Gather all lines in the entries that include the word "more".

> **Records for this exercise**
++++

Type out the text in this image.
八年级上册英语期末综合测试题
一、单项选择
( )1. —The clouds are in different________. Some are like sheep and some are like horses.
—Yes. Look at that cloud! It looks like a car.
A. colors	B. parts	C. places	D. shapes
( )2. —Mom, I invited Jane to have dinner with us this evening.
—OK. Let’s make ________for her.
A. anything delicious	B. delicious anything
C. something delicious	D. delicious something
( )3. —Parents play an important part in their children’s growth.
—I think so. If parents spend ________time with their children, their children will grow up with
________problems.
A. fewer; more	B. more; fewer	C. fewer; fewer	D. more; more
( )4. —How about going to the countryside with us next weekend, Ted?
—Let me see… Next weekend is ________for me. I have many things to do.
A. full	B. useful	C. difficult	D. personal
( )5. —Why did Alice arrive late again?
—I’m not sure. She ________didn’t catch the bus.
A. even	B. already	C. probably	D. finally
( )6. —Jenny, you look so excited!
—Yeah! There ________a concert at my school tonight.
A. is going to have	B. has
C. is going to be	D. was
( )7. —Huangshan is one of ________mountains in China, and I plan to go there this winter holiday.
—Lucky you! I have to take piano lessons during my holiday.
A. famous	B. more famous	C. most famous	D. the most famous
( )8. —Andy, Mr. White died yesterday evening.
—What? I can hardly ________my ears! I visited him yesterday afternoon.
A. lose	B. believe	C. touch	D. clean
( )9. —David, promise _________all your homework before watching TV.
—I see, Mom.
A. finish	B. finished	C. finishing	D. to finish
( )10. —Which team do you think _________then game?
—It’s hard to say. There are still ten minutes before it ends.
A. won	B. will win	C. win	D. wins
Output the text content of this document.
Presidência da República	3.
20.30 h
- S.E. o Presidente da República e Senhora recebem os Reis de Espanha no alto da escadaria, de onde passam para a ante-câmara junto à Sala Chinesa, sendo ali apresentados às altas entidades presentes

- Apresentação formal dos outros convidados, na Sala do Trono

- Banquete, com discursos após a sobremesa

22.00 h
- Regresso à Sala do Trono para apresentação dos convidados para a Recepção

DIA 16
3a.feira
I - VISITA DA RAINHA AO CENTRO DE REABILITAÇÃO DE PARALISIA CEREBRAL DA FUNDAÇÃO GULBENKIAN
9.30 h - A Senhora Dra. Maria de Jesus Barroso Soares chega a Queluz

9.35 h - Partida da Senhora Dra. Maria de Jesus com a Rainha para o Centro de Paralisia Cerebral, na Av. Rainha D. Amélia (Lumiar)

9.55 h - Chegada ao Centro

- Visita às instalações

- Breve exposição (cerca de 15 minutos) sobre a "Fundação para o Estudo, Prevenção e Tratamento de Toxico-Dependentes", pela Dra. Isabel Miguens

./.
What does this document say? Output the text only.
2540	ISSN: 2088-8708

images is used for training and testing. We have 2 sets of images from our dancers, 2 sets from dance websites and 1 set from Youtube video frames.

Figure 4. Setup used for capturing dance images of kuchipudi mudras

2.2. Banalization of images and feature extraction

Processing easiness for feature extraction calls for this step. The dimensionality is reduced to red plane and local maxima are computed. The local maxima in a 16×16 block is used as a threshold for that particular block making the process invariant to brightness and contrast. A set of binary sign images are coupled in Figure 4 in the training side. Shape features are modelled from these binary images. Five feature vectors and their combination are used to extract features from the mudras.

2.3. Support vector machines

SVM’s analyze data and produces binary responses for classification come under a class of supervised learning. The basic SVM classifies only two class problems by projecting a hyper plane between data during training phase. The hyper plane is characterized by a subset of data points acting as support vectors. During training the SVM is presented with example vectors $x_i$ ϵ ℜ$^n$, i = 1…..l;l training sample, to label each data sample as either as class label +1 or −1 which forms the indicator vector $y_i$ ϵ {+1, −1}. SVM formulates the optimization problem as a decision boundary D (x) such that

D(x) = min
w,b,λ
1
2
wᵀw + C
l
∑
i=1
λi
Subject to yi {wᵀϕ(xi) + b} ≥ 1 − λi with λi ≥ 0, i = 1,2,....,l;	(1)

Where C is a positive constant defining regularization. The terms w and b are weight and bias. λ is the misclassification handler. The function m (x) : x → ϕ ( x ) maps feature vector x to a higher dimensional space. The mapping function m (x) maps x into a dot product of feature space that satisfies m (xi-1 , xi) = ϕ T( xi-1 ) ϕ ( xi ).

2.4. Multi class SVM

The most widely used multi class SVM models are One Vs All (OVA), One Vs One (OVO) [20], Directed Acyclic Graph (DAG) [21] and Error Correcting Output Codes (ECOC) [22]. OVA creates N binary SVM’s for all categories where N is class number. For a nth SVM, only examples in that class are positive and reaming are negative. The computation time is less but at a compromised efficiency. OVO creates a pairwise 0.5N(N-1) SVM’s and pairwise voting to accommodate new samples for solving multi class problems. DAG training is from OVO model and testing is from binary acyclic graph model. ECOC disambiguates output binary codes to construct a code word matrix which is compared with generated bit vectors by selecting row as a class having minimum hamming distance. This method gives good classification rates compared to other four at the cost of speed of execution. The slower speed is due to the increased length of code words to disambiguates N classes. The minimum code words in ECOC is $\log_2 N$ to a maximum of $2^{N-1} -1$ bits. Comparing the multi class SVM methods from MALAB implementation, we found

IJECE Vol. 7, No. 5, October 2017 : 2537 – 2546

++++

> **Response to this task**
A. fewer; more	B. more; fewer	C. fewer; fewer	D. more; more
A. famous	B. more famous	C. most famous	D. the most famous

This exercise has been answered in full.